─── EXTRACT PROVIDED

During more than two centuries of their rule, the Tokhara Yabghus, followed by the Turk Shahis and the Zunbils were consistently an obstacle to the eastward expansion of Muslims forces.

====Early Arab incursions in Zabulistan====
=====Rashiduns=====
About 643-644 AD, the Arabs raided Sistan for the first time, and then started to attack the Turkic territory from the southwest.

In 653-4 AD, an army of around 6,000 Arabs was led by general Abd al-Rahman ibn Samura of the Rashidun Caliphate, and they arrived to the shrine of Zoon in Zamindawar. It is reported that Samura "broke off a hand of the idol and plucked out the rubies which were its eyes in order to persuade the marzbān of Sīstān of the god's worthlessness." Samura explained to the marzbān: "my intention was to show you that this idol can do neither any harm nor good."

=====Umayyad Caliphate=====
Circa 665 AD, the Arabs under Abd al-Rahman ibn Samura, a general of the Umayyad Caliphate and caliphal governor of Sijistan, captured Kabul for the first time, critically weakening the Nezak Huns. But the Turkic ruler Barha Tegin was soon able to mount a counter-offensive and repulse the Arabs, taking back the areas of Kabul and Zabulistan (around Ghazni), as well as the region of Arachosia as far as Kandahar, and founding the new dynasty of the Turk Shahis circa 665 AD.

──────
─── RECORDS PROVIDED

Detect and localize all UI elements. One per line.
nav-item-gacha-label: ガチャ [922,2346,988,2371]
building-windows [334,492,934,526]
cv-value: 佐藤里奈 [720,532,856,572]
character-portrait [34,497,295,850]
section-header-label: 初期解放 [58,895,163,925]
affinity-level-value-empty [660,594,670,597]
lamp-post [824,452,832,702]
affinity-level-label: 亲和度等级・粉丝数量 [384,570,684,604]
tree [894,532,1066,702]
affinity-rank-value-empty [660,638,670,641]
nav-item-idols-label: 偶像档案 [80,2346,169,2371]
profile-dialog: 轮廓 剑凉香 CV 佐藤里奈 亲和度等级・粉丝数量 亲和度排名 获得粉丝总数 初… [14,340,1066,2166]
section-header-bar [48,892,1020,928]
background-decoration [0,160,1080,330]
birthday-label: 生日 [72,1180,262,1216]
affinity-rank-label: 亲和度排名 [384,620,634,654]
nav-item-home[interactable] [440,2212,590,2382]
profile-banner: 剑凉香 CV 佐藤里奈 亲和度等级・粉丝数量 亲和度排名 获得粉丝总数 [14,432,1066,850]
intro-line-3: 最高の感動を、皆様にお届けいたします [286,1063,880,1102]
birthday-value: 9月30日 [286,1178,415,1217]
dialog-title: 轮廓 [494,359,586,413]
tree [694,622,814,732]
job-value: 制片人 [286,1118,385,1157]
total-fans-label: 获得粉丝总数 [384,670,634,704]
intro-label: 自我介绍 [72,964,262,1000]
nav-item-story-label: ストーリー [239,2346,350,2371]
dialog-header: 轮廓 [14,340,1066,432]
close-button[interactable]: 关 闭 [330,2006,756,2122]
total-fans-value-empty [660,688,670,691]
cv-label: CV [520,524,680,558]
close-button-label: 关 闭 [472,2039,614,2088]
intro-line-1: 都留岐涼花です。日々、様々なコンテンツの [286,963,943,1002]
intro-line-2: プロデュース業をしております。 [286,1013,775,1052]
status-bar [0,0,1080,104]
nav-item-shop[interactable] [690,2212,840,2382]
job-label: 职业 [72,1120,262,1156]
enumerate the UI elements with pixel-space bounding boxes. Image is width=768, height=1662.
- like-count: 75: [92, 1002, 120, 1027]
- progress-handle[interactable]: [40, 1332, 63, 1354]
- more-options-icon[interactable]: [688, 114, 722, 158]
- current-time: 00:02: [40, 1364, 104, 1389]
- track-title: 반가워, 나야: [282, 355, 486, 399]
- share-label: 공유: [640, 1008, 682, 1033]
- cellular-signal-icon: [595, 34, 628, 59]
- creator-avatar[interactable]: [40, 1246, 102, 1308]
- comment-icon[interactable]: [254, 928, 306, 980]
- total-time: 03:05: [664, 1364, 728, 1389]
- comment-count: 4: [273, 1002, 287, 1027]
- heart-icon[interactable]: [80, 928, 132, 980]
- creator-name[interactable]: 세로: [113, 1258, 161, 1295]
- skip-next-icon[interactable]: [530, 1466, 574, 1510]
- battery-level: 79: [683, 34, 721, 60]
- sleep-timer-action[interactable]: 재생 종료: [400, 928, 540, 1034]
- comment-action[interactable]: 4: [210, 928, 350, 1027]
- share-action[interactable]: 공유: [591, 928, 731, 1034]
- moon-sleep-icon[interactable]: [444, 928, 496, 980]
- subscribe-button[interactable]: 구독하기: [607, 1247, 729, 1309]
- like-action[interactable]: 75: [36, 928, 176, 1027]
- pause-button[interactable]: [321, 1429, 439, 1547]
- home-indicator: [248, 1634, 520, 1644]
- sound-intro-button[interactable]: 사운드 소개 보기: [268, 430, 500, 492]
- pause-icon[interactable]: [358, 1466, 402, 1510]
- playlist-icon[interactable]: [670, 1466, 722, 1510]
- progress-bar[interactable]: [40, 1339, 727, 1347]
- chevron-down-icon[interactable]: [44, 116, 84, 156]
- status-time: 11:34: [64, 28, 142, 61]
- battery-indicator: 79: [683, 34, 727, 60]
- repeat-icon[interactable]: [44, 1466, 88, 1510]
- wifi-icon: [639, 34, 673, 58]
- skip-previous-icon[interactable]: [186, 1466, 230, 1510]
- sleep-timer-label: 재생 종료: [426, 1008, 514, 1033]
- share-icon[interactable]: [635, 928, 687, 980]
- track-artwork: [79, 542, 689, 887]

──────

• **PROBLEMS TO WORK ON**:
(A) In the extract on early Arab incursions in Zabulistan, about how many men were in the army that Abd al-Rahman ibn Samura led in 653-4 AD?
(B) In the extract on early Arab incursions, rename "Turk Shahis" to "Kabul Shahis" and give the text between "During more than" and "of Muslims forces.", inclusive.

• **TASK ANSWERS**:
(A) Around 6,000 Arabs.

(B)
During more than two centuries of their rule, the Tokhara Yabghus, followed by the Kabul Shahis and the Zunbils were consistently an obstacle to the eastward expansion of Muslims forces.